── DATASET ROWS ──
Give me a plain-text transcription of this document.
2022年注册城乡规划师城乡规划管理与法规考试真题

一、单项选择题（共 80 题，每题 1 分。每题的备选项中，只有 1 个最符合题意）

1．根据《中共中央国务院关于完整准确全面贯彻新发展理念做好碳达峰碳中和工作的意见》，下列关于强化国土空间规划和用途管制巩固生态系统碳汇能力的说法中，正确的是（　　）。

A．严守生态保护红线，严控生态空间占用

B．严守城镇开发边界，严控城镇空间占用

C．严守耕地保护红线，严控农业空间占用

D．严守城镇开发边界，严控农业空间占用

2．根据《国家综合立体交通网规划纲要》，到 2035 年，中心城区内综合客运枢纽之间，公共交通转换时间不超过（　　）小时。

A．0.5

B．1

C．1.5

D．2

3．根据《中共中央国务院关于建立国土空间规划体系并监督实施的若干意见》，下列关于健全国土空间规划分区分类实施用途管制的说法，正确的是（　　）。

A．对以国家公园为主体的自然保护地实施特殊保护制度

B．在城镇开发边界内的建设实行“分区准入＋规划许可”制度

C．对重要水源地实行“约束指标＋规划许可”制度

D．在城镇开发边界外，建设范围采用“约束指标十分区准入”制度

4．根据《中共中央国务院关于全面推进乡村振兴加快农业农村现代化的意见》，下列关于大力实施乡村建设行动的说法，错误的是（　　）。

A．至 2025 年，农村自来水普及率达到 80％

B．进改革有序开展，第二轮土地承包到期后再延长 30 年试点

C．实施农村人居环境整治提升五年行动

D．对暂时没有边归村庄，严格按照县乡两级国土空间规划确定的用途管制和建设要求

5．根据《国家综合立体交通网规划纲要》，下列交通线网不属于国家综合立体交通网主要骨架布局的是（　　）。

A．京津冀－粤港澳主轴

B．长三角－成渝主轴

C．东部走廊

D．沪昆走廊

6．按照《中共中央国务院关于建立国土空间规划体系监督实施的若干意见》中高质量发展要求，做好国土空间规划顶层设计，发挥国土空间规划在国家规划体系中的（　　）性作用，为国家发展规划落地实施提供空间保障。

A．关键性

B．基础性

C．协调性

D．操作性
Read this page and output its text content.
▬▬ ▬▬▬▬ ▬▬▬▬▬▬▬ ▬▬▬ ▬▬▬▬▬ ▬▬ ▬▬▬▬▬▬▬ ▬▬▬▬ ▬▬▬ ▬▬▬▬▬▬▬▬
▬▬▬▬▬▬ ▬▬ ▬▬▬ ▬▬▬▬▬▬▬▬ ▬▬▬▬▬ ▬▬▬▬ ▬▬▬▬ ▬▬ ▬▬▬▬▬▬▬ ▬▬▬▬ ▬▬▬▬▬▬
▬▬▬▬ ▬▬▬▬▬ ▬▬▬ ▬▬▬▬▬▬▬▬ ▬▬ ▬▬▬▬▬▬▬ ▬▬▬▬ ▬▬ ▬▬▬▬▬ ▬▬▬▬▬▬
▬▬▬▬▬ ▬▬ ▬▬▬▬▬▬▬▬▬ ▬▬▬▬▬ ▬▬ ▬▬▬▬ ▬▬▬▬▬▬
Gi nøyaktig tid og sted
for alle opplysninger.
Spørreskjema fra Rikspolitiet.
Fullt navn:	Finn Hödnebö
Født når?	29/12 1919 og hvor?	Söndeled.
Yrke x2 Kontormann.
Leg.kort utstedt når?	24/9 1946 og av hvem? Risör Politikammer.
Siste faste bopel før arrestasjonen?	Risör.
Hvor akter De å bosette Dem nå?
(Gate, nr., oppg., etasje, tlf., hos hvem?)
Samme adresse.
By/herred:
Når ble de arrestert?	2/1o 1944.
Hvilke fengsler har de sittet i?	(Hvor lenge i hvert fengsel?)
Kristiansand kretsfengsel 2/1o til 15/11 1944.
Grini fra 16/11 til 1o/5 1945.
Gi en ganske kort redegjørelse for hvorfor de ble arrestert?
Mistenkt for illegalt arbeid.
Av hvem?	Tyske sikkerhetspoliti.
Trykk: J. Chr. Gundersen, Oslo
───
EXERCISE AIM —
Every line that holds the word "严守城镇开发边界" should be extracted.

EXERCISE ANSWER —
B．严守城镇开发边界，严控城镇空间占用
D．严守城镇开发边界，严控农业空间占用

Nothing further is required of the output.